→ **EXERCISE GOAL**:
Your copy of the material must match it exactly, except that pictures are dropped.

→ **RECORDS PROVIDED**:
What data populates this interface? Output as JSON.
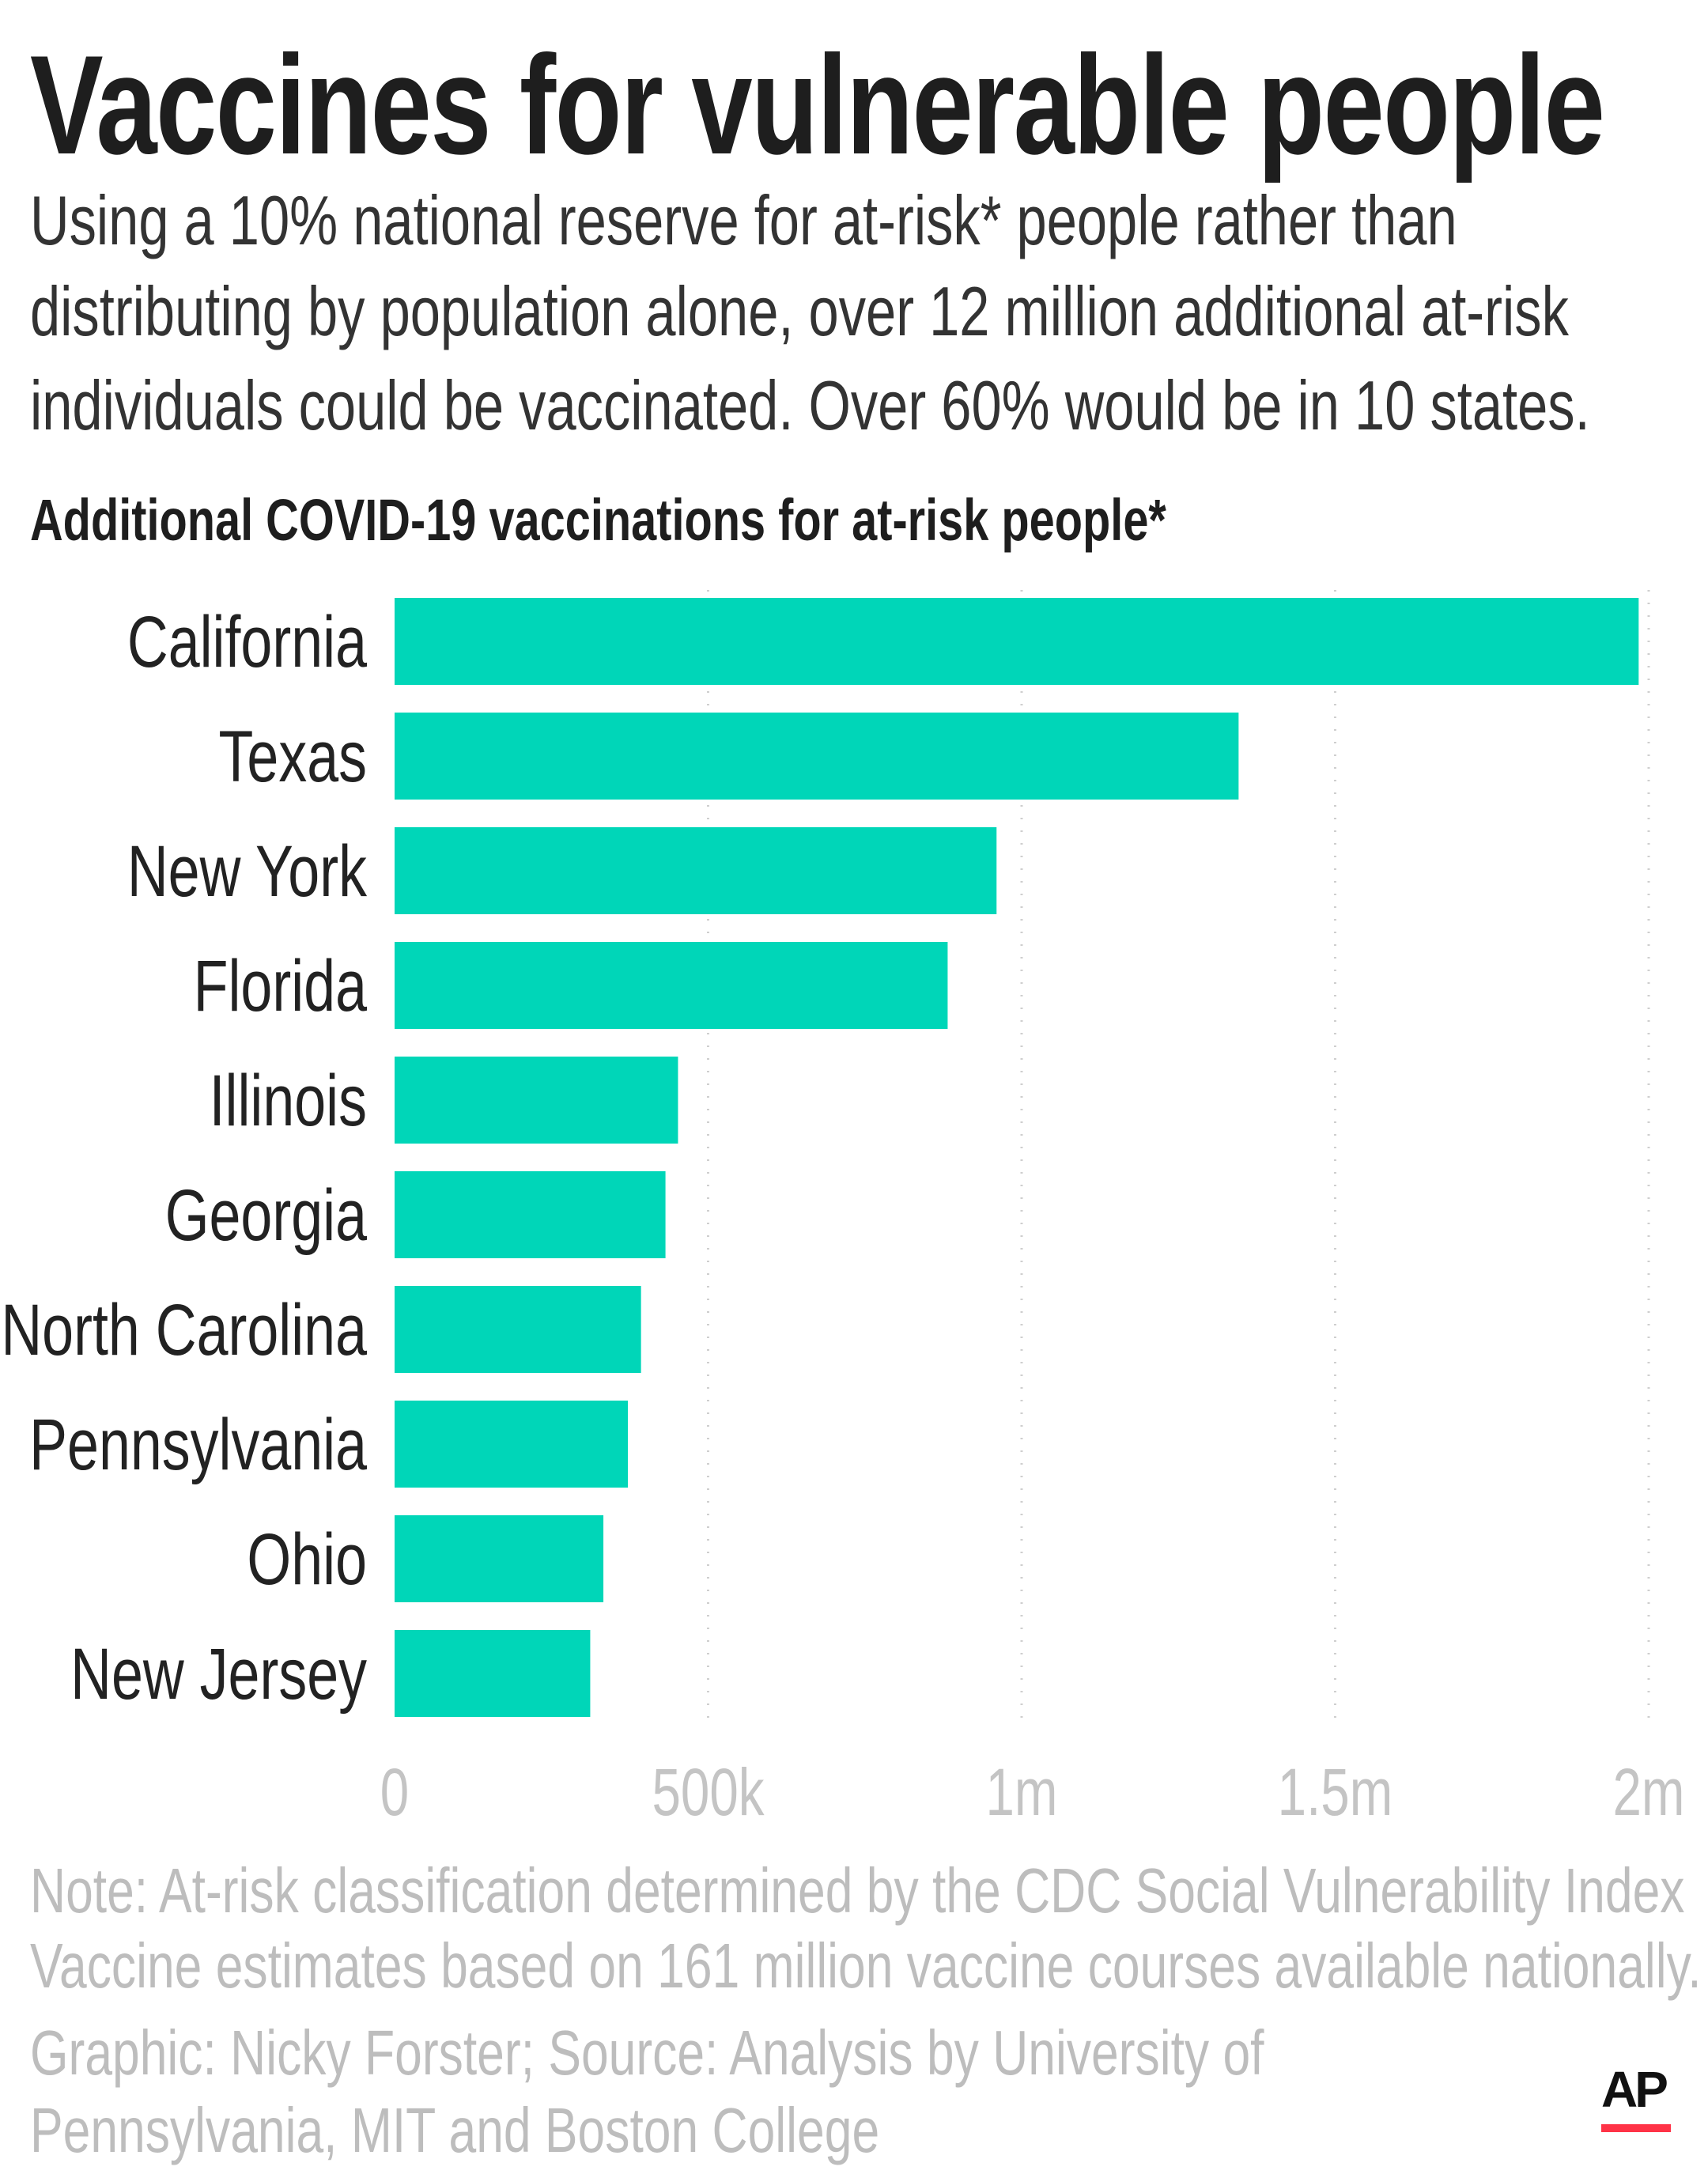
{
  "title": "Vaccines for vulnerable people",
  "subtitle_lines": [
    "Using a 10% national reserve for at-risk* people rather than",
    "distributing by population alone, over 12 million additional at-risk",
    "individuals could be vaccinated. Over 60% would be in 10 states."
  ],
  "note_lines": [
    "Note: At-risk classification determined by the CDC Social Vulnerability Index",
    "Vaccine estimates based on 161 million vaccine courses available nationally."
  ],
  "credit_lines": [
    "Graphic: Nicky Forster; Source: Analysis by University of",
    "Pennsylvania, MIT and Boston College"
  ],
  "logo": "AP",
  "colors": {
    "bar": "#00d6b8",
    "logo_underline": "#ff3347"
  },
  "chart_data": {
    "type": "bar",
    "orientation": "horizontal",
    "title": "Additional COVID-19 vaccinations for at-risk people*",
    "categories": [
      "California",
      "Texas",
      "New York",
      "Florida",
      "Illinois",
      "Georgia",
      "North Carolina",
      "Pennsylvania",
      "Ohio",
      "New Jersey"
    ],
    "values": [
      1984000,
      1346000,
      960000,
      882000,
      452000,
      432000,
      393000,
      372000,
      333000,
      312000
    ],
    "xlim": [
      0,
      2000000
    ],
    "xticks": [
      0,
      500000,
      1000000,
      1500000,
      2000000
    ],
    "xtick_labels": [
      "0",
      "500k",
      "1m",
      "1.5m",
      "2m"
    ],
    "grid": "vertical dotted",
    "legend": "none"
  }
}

→ **EXERCISE OUTPUT**:
What data populates this interface? Output as JSON.
{
  "title": "Vaccines for vulnerable people",
  "subtitle_lines": [
    "Using a 10% national reserve for at-risk* people rather than",
    "distributing by population alone, over 12 million additional at-risk",
    "individuals could be vaccinated. Over 60% would be in 10 states."
  ],
  "note_lines": [
    "Note: At-risk classification determined by the CDC Social Vulnerability Index",
    "Vaccine estimates based on 161 million vaccine courses available nationally."
  ],
  "credit_lines": [
    "Graphic: Nicky Forster; Source: Analysis by University of",
    "Pennsylvania, MIT and Boston College"
  ],
  "logo": "AP",
  "colors": {
    "bar": "#00d6b8",
    "logo_underline": "#ff3347"
  },
  "chart_data": {
    "type": "bar",
    "orientation": "horizontal",
    "title": "Additional COVID-19 vaccinations for at-risk people*",
    "categories": [
      "California",
      "Texas",
      "New York",
      "Florida",
      "Illinois",
      "Georgia",
      "North Carolina",
      "Pennsylvania",
      "Ohio",
      "New Jersey"
    ],
    "values": [
      1984000,
      1346000,
      960000,
      882000,
      452000,
      432000,
      393000,
      372000,
      333000,
      312000
    ],
    "xlim": [
      0,
      2000000
    ],
    "xticks": [
      0,
      500000,
      1000000,
      1500000,
      2000000
    ],
    "xtick_labels": [
      "0",
      "500k",
      "1m",
      "1.5m",
      "2m"
    ],
    "grid": "vertical dotted",
    "legend": "none"
  }
}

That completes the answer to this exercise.